**The request**
In the entries below, find the lines that contain the word "même" and copy them.

**Entries shown**
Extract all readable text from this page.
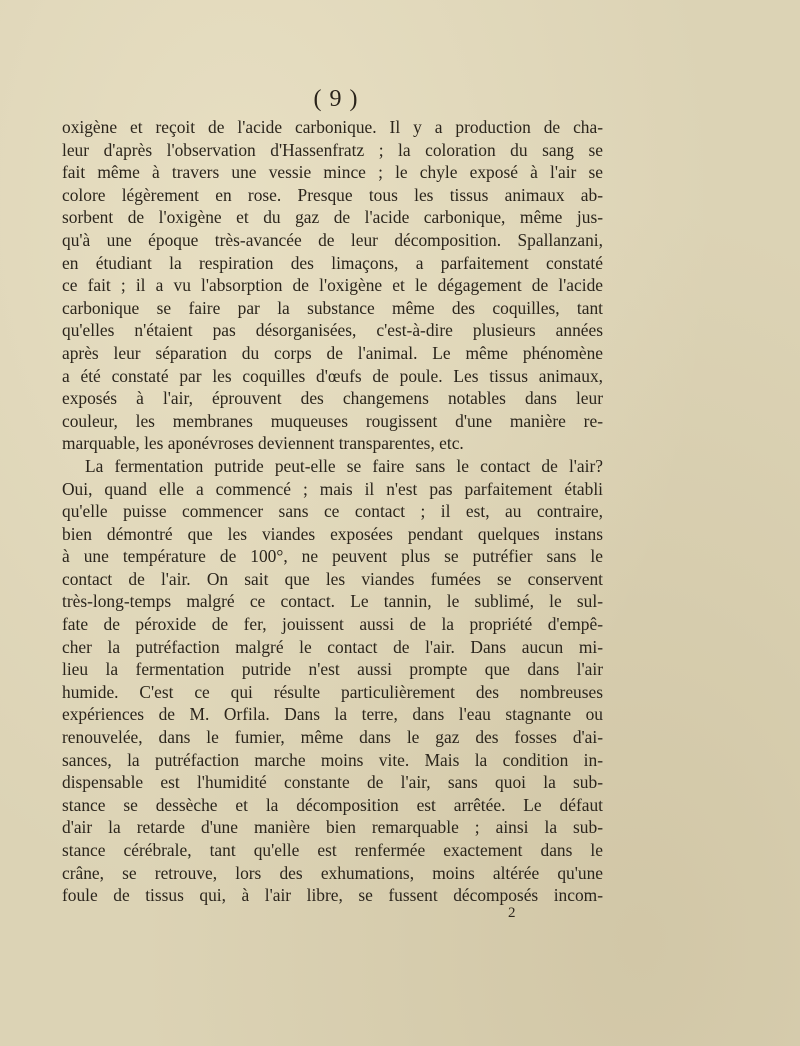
( 9 )
oxigène et reçoit de l'acide carbonique. Il y a production de cha-
leur d'après l'observation d'Hassenfratz ; la coloration du sang se
fait même à travers une vessie mince ; le chyle exposé à l'air se
colore légèrement en rose. Presque tous les tissus animaux ab-
sorbent de l'oxigène et du gaz de l'acide carbonique, même jus-
qu'à une époque très-avancée de leur décomposition. Spallanzani,
en étudiant la respiration des limaçons, a parfaitement constaté
ce fait ; il a vu l'absorption de l'oxigène et le dégagement de l'acide
carbonique se faire par la substance même des coquilles, tant
qu'elles n'étaient pas désorganisées, c'est-à-dire plusieurs années
après leur séparation du corps de l'animal. Le même phénomène
a été constaté par les coquilles d'œufs de poule. Les tissus animaux,
exposés à l'air, éprouvent des changemens notables dans leur
couleur, les membranes muqueuses rougissent d'une manière re-
marquable, les aponévroses deviennent transparentes, etc.
La fermentation putride peut-elle se faire sans le contact de l'air?
Oui, quand elle a commencé ; mais il n'est pas parfaitement établi
qu'elle puisse commencer sans ce contact ; il est, au contraire,
bien démontré que les viandes exposées pendant quelques instans
à une température de 100°, ne peuvent plus se putréfier sans le
contact de l'air. On sait que les viandes fumées se conservent
très-long-temps malgré ce contact. Le tannin, le sublimé, le sul-
fate de péroxide de fer, jouissent aussi de la propriété d'empê-
cher la putréfaction malgré le contact de l'air. Dans aucun mi-
lieu la fermentation putride n'est aussi prompte que dans l'air
humide. C'est ce qui résulte particulièrement des nombreuses
expériences de M. Orfila. Dans la terre, dans l'eau stagnante ou
renouvelée, dans le fumier, même dans le gaz des fosses d'ai-
sances, la putréfaction marche moins vite. Mais la condition in-
dispensable est l'humidité constante de l'air, sans quoi la sub-
stance se dessèche et la décomposition est arrêtée. Le défaut
d'air la retarde d'une manière bien remarquable ; ainsi la sub-
stance cérébrale, tant qu'elle est renfermée exactement dans le
crâne, se retrouve, lors des exhumations, moins altérée qu'une
foule de tissus qui, à l'air libre, se fussent décomposés incom-
2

**Exercise result**
fait même à travers une vessie mince ; le chyle exposé à l'air se
sorbent de l'oxigène et du gaz de l'acide carbonique, même jus-
carbonique se faire par la substance même des coquilles, tant
après leur séparation du corps de l'animal. Le même phénomène
renouvelée, dans le fumier, même dans le gaz des fosses d'ai-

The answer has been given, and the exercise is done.